__Work to be completed__
Your task is to copy the listing exactly. Drop any pictures from the copy.

[Dataset entries on figures]
════════

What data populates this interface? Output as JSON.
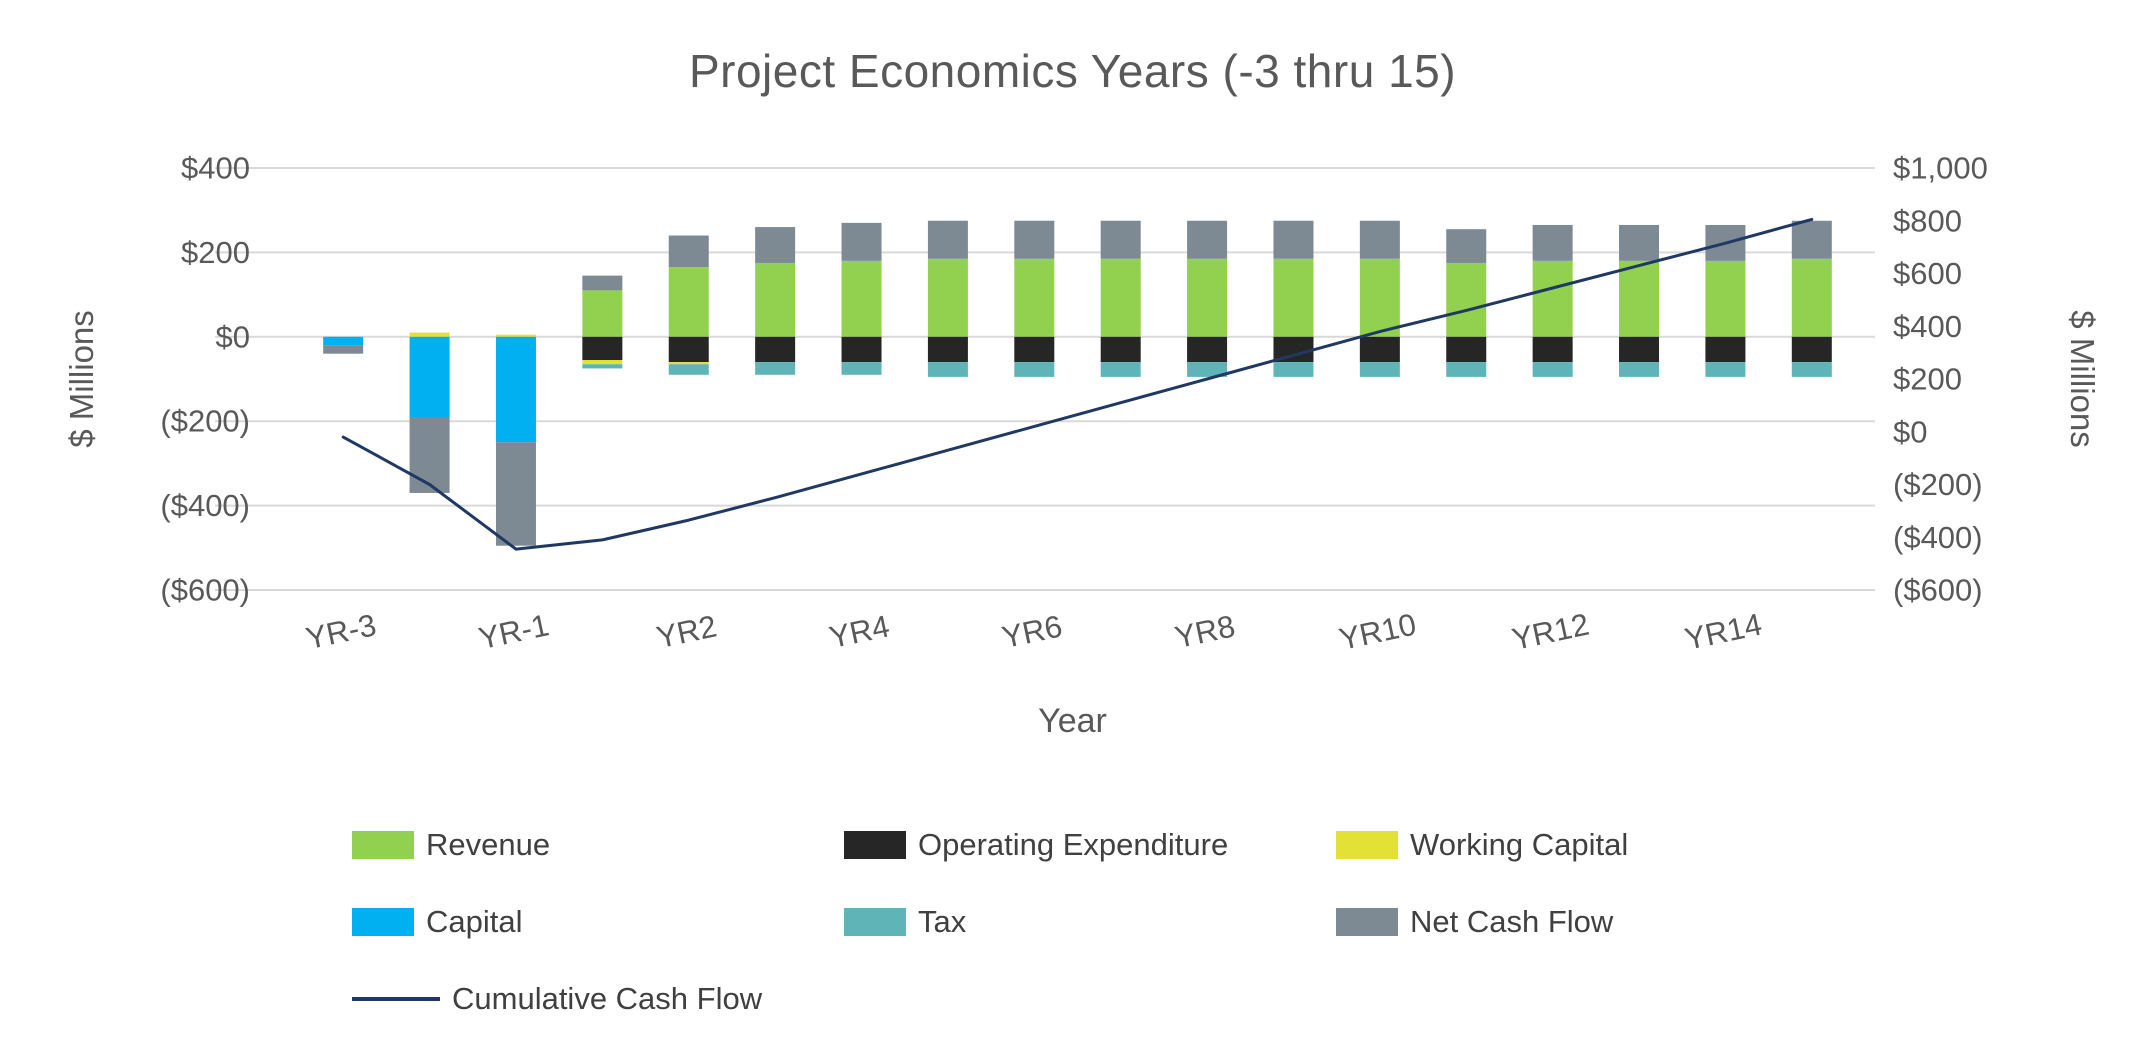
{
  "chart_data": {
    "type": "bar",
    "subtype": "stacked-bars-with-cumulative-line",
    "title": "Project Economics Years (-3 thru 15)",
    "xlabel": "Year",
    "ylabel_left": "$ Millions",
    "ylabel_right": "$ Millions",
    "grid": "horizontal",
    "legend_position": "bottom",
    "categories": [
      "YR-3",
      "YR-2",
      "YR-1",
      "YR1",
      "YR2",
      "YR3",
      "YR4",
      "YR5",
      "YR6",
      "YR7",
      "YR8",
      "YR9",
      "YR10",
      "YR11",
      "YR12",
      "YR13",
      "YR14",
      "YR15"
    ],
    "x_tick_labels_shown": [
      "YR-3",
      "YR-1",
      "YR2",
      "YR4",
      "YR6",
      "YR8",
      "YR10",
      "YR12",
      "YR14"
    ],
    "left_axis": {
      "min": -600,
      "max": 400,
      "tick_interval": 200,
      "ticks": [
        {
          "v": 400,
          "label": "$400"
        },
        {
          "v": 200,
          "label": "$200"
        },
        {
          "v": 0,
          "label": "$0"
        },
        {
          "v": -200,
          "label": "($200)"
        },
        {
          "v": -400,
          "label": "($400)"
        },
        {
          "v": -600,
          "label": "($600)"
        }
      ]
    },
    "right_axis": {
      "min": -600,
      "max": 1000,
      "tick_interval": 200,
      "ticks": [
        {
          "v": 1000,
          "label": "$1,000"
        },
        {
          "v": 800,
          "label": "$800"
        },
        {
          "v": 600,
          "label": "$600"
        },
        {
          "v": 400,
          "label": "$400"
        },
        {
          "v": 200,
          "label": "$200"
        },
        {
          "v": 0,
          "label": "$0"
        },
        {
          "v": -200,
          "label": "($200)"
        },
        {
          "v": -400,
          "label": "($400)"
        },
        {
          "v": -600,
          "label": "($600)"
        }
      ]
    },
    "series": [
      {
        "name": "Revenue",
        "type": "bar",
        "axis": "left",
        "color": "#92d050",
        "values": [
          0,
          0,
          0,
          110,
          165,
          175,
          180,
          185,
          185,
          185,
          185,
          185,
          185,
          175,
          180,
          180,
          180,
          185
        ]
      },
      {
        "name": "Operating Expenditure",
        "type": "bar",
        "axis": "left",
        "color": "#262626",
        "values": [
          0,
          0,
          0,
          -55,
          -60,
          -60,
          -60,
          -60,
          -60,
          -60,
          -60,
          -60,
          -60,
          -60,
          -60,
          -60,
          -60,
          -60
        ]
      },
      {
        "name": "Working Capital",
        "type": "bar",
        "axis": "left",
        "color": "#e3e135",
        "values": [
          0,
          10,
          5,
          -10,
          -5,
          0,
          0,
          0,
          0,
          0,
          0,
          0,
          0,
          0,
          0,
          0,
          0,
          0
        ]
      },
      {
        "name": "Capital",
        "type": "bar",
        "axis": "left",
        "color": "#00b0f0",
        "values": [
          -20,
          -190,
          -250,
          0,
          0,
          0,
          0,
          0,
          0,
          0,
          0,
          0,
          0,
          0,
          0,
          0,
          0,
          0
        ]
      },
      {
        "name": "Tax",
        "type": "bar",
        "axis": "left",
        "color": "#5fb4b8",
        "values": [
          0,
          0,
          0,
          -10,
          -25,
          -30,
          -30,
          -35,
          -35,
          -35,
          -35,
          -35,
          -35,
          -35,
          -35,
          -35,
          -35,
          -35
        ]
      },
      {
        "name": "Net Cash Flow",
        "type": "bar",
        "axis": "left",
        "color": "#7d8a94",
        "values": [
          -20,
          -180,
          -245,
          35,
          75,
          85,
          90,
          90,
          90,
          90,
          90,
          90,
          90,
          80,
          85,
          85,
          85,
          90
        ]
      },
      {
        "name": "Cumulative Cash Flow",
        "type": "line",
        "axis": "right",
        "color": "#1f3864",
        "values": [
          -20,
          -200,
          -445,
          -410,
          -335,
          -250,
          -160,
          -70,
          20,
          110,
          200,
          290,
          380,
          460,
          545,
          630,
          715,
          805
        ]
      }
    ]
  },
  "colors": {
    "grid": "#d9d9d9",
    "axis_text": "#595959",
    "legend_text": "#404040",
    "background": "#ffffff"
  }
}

════════

__Complete answer__
What data populates this interface? Output as JSON.
{
  "chart_data": {
    "type": "bar",
    "subtype": "stacked-bars-with-cumulative-line",
    "title": "Project Economics Years (-3 thru 15)",
    "xlabel": "Year",
    "ylabel_left": "$ Millions",
    "ylabel_right": "$ Millions",
    "grid": "horizontal",
    "legend_position": "bottom",
    "categories": [
      "YR-3",
      "YR-2",
      "YR-1",
      "YR1",
      "YR2",
      "YR3",
      "YR4",
      "YR5",
      "YR6",
      "YR7",
      "YR8",
      "YR9",
      "YR10",
      "YR11",
      "YR12",
      "YR13",
      "YR14",
      "YR15"
    ],
    "x_tick_labels_shown": [
      "YR-3",
      "YR-1",
      "YR2",
      "YR4",
      "YR6",
      "YR8",
      "YR10",
      "YR12",
      "YR14"
    ],
    "left_axis": {
      "min": -600,
      "max": 400,
      "tick_interval": 200,
      "ticks": [
        {
          "v": 400,
          "label": "$400"
        },
        {
          "v": 200,
          "label": "$200"
        },
        {
          "v": 0,
          "label": "$0"
        },
        {
          "v": -200,
          "label": "($200)"
        },
        {
          "v": -400,
          "label": "($400)"
        },
        {
          "v": -600,
          "label": "($600)"
        }
      ]
    },
    "right_axis": {
      "min": -600,
      "max": 1000,
      "tick_interval": 200,
      "ticks": [
        {
          "v": 1000,
          "label": "$1,000"
        },
        {
          "v": 800,
          "label": "$800"
        },
        {
          "v": 600,
          "label": "$600"
        },
        {
          "v": 400,
          "label": "$400"
        },
        {
          "v": 200,
          "label": "$200"
        },
        {
          "v": 0,
          "label": "$0"
        },
        {
          "v": -200,
          "label": "($200)"
        },
        {
          "v": -400,
          "label": "($400)"
        },
        {
          "v": -600,
          "label": "($600)"
        }
      ]
    },
    "series": [
      {
        "name": "Revenue",
        "type": "bar",
        "axis": "left",
        "color": "#92d050",
        "values": [
          0,
          0,
          0,
          110,
          165,
          175,
          180,
          185,
          185,
          185,
          185,
          185,
          185,
          175,
          180,
          180,
          180,
          185
        ]
      },
      {
        "name": "Operating Expenditure",
        "type": "bar",
        "axis": "left",
        "color": "#262626",
        "values": [
          0,
          0,
          0,
          -55,
          -60,
          -60,
          -60,
          -60,
          -60,
          -60,
          -60,
          -60,
          -60,
          -60,
          -60,
          -60,
          -60,
          -60
        ]
      },
      {
        "name": "Working Capital",
        "type": "bar",
        "axis": "left",
        "color": "#e3e135",
        "values": [
          0,
          10,
          5,
          -10,
          -5,
          0,
          0,
          0,
          0,
          0,
          0,
          0,
          0,
          0,
          0,
          0,
          0,
          0
        ]
      },
      {
        "name": "Capital",
        "type": "bar",
        "axis": "left",
        "color": "#00b0f0",
        "values": [
          -20,
          -190,
          -250,
          0,
          0,
          0,
          0,
          0,
          0,
          0,
          0,
          0,
          0,
          0,
          0,
          0,
          0,
          0
        ]
      },
      {
        "name": "Tax",
        "type": "bar",
        "axis": "left",
        "color": "#5fb4b8",
        "values": [
          0,
          0,
          0,
          -10,
          -25,
          -30,
          -30,
          -35,
          -35,
          -35,
          -35,
          -35,
          -35,
          -35,
          -35,
          -35,
          -35,
          -35
        ]
      },
      {
        "name": "Net Cash Flow",
        "type": "bar",
        "axis": "left",
        "color": "#7d8a94",
        "values": [
          -20,
          -180,
          -245,
          35,
          75,
          85,
          90,
          90,
          90,
          90,
          90,
          90,
          90,
          80,
          85,
          85,
          85,
          90
        ]
      },
      {
        "name": "Cumulative Cash Flow",
        "type": "line",
        "axis": "right",
        "color": "#1f3864",
        "values": [
          -20,
          -200,
          -445,
          -410,
          -335,
          -250,
          -160,
          -70,
          20,
          110,
          200,
          290,
          380,
          460,
          545,
          630,
          715,
          805
        ]
      }
    ]
  },
  "colors": {
    "grid": "#d9d9d9",
    "axis_text": "#595959",
    "legend_text": "#404040",
    "background": "#ffffff"
  }
}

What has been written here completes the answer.